→ Exercise
Each line of the listing must be transcribed exactly, except for the images, which should be excluded.

☆ ☆ ☆ ☆ ☆

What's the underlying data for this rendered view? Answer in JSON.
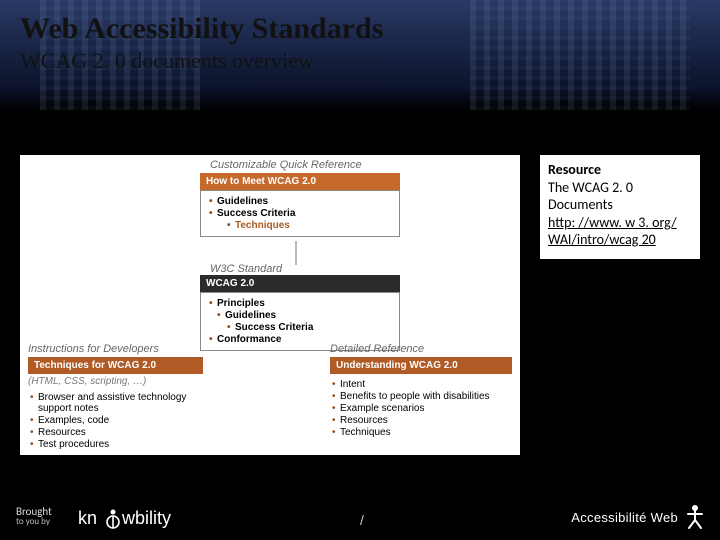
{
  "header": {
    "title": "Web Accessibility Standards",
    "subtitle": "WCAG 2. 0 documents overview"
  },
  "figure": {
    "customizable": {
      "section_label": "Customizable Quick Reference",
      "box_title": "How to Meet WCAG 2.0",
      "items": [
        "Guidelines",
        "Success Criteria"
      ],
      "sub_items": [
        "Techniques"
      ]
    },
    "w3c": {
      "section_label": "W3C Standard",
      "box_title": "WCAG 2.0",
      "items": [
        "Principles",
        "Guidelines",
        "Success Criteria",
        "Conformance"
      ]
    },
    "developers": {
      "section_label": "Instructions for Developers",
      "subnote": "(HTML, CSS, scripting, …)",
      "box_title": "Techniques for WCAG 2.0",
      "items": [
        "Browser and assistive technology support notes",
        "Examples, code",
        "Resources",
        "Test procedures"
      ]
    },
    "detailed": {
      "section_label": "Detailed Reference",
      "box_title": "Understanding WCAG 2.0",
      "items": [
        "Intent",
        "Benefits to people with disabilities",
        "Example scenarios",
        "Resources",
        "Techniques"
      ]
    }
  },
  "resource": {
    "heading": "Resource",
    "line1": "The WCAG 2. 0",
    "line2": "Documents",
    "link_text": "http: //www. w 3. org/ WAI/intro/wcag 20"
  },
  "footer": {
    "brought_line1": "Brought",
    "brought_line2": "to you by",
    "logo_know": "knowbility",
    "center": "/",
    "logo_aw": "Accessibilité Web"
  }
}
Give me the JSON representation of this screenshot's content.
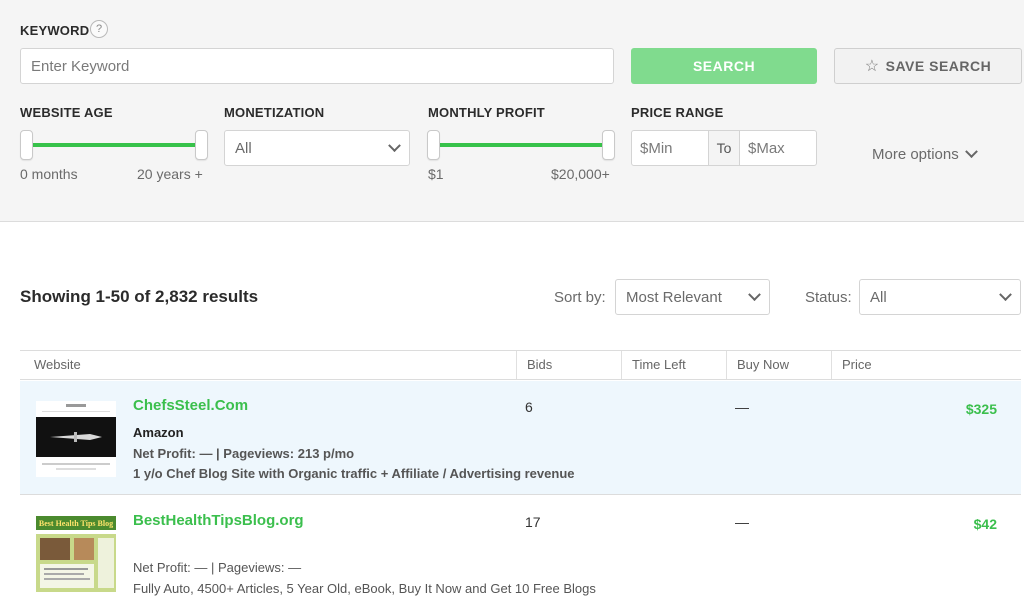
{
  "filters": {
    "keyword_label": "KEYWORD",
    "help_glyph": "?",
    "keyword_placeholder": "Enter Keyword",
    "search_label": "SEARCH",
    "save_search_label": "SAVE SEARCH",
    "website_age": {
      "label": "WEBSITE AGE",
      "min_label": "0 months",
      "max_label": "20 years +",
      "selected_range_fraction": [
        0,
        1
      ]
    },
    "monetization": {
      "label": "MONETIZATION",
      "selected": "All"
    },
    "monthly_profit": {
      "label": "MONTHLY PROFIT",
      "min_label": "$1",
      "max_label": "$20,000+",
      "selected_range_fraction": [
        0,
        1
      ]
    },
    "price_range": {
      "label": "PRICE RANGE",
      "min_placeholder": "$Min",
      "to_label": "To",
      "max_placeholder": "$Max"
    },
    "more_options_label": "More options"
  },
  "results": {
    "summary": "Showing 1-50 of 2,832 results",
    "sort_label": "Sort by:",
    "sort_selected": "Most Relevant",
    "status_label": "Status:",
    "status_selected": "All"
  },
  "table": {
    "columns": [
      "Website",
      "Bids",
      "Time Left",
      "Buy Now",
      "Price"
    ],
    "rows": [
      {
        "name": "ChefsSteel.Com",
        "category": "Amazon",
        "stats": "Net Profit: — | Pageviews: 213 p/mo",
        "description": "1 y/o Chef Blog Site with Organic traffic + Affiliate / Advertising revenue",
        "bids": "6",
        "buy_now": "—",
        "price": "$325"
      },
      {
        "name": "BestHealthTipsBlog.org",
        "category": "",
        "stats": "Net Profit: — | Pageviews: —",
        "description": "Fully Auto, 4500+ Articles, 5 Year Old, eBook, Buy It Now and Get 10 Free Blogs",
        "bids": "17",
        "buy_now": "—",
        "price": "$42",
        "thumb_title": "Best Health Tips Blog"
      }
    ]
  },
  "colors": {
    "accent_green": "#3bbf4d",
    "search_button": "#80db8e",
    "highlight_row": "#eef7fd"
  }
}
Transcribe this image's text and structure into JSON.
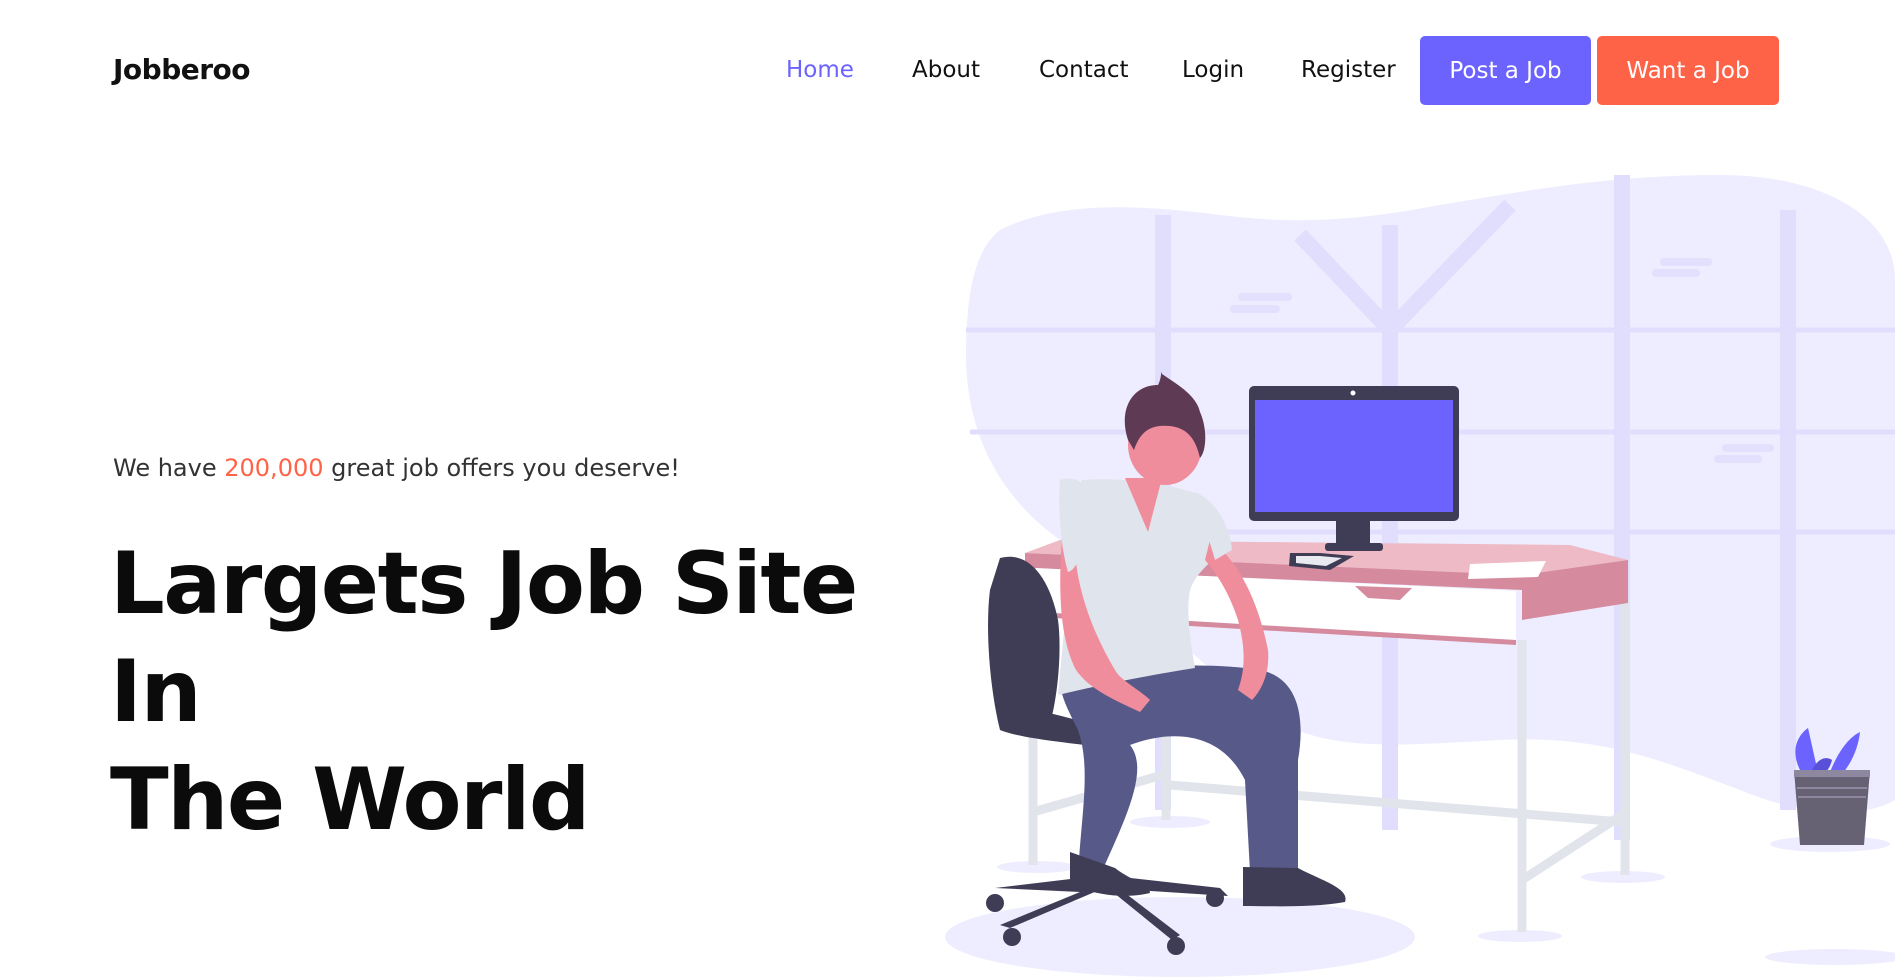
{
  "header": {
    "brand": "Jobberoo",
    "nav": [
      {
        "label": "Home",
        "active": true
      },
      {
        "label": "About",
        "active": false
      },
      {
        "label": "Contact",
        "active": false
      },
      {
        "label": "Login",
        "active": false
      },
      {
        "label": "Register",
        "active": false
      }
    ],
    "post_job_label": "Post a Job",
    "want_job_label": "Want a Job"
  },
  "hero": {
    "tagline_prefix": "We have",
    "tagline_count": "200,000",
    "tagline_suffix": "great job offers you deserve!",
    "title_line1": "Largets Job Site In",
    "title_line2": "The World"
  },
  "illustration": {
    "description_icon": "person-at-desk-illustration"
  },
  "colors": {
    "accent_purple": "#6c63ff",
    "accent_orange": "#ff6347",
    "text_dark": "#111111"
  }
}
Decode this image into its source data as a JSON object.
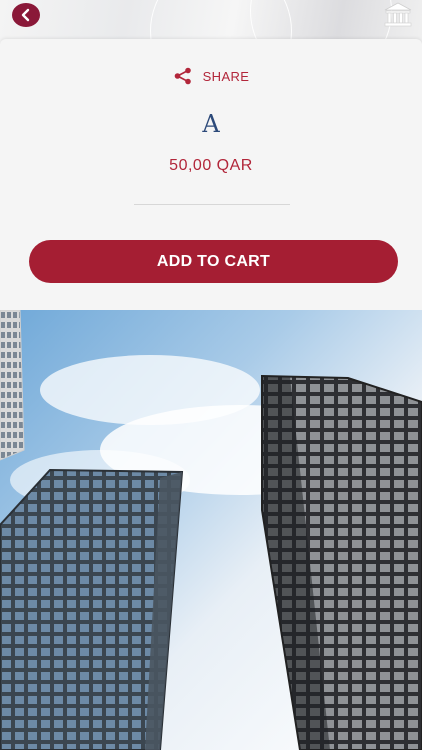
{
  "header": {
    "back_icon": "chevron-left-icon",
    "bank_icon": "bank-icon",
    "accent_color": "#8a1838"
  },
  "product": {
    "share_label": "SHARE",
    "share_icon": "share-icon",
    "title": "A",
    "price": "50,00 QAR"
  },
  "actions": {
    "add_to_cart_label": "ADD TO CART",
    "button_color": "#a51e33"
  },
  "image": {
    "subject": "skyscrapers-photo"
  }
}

☆ ☆ ☆ ☆ ☆

→ Written response
What's the underlying data for this rendered view? Answer in JSON.
{
  "header": {
    "title": "Web Accessibility Standards",
    "subtitle": "WCAG 2. 0 documents overview"
  },
  "figure": {
    "customizable": {
      "section_label": "Customizable Quick Reference",
      "box_title": "How to Meet WCAG 2.0",
      "items": [
        "Guidelines",
        "Success Criteria"
      ],
      "sub_items": [
        "Techniques"
      ]
    },
    "w3c": {
      "section_label": "W3C Standard",
      "box_title": "WCAG 2.0",
      "items": [
        "Principles",
        "Guidelines",
        "Success Criteria",
        "Conformance"
      ]
    },
    "developers": {
      "section_label": "Instructions for Developers",
      "subnote": "(HTML, CSS, scripting, …)",
      "box_title": "Techniques for WCAG 2.0",
      "items": [
        "Browser and assistive technology support notes",
        "Examples, code",
        "Resources",
        "Test procedures"
      ]
    },
    "detailed": {
      "section_label": "Detailed Reference",
      "box_title": "Understanding WCAG 2.0",
      "items": [
        "Intent",
        "Benefits to people with disabilities",
        "Example scenarios",
        "Resources",
        "Techniques"
      ]
    }
  },
  "resource": {
    "heading": "Resource",
    "line1": "The WCAG 2. 0",
    "line2": "Documents",
    "link_text": "http: //www. w 3. org/ WAI/intro/wcag 20"
  },
  "footer": {
    "brought_line1": "Brought",
    "brought_line2": "to you by",
    "logo_know": "knowbility",
    "center": "/",
    "logo_aw": "Accessibilité Web"
  }
}
Give me the JSON representation of this screenshot's content.
{
  "filters": {
    "keyword_label": "KEYWORD",
    "help_glyph": "?",
    "keyword_placeholder": "Enter Keyword",
    "search_label": "SEARCH",
    "save_search_label": "SAVE SEARCH",
    "website_age": {
      "label": "WEBSITE AGE",
      "min_label": "0 months",
      "max_label": "20 years +",
      "selected_range_fraction": [
        0,
        1
      ]
    },
    "monetization": {
      "label": "MONETIZATION",
      "selected": "All"
    },
    "monthly_profit": {
      "label": "MONTHLY PROFIT",
      "min_label": "$1",
      "max_label": "$20,000+",
      "selected_range_fraction": [
        0,
        1
      ]
    },
    "price_range": {
      "label": "PRICE RANGE",
      "min_placeholder": "$Min",
      "to_label": "To",
      "max_placeholder": "$Max"
    },
    "more_options_label": "More options"
  },
  "results": {
    "summary": "Showing 1-50 of 2,832 results",
    "sort_label": "Sort by:",
    "sort_selected": "Most Relevant",
    "status_label": "Status:",
    "status_selected": "All"
  },
  "table": {
    "columns": [
      "Website",
      "Bids",
      "Time Left",
      "Buy Now",
      "Price"
    ],
    "rows": [
      {
        "name": "ChefsSteel.Com",
        "category": "Amazon",
        "stats": "Net Profit: — | Pageviews: 213 p/mo",
        "description": "1 y/o Chef Blog Site with Organic traffic + Affiliate / Advertising revenue",
        "bids": "6",
        "buy_now": "—",
        "price": "$325"
      },
      {
        "name": "BestHealthTipsBlog.org",
        "category": "",
        "stats": "Net Profit: — | Pageviews: —",
        "description": "Fully Auto, 4500+ Articles, 5 Year Old, eBook, Buy It Now and Get 10 Free Blogs",
        "bids": "17",
        "buy_now": "—",
        "price": "$42",
        "thumb_title": "Best Health Tips Blog"
      }
    ]
  },
  "colors": {
    "accent_green": "#3bbf4d",
    "search_button": "#80db8e",
    "highlight_row": "#eef7fd"
  }
}
Transcribe this image's text and structure into JSON.
{
  "header": {
    "brand": "Jobberoo",
    "nav": [
      {
        "label": "Home",
        "active": true
      },
      {
        "label": "About",
        "active": false
      },
      {
        "label": "Contact",
        "active": false
      },
      {
        "label": "Login",
        "active": false
      },
      {
        "label": "Register",
        "active": false
      }
    ],
    "post_job_label": "Post a Job",
    "want_job_label": "Want a Job"
  },
  "hero": {
    "tagline_prefix": "We have",
    "tagline_count": "200,000",
    "tagline_suffix": "great job offers you deserve!",
    "title_line1": "Largets Job Site In",
    "title_line2": "The World"
  },
  "illustration": {
    "description_icon": "person-at-desk-illustration"
  },
  "colors": {
    "accent_purple": "#6c63ff",
    "accent_orange": "#ff6347",
    "text_dark": "#111111"
  }
}
Decode this image into its source data as a JSON object.
{
  "header": {
    "back_icon": "chevron-left-icon",
    "bank_icon": "bank-icon",
    "accent_color": "#8a1838"
  },
  "product": {
    "share_label": "SHARE",
    "share_icon": "share-icon",
    "title": "A",
    "price": "50,00 QAR"
  },
  "actions": {
    "add_to_cart_label": "ADD TO CART",
    "button_color": "#a51e33"
  },
  "image": {
    "subject": "skyscrapers-photo"
  }
}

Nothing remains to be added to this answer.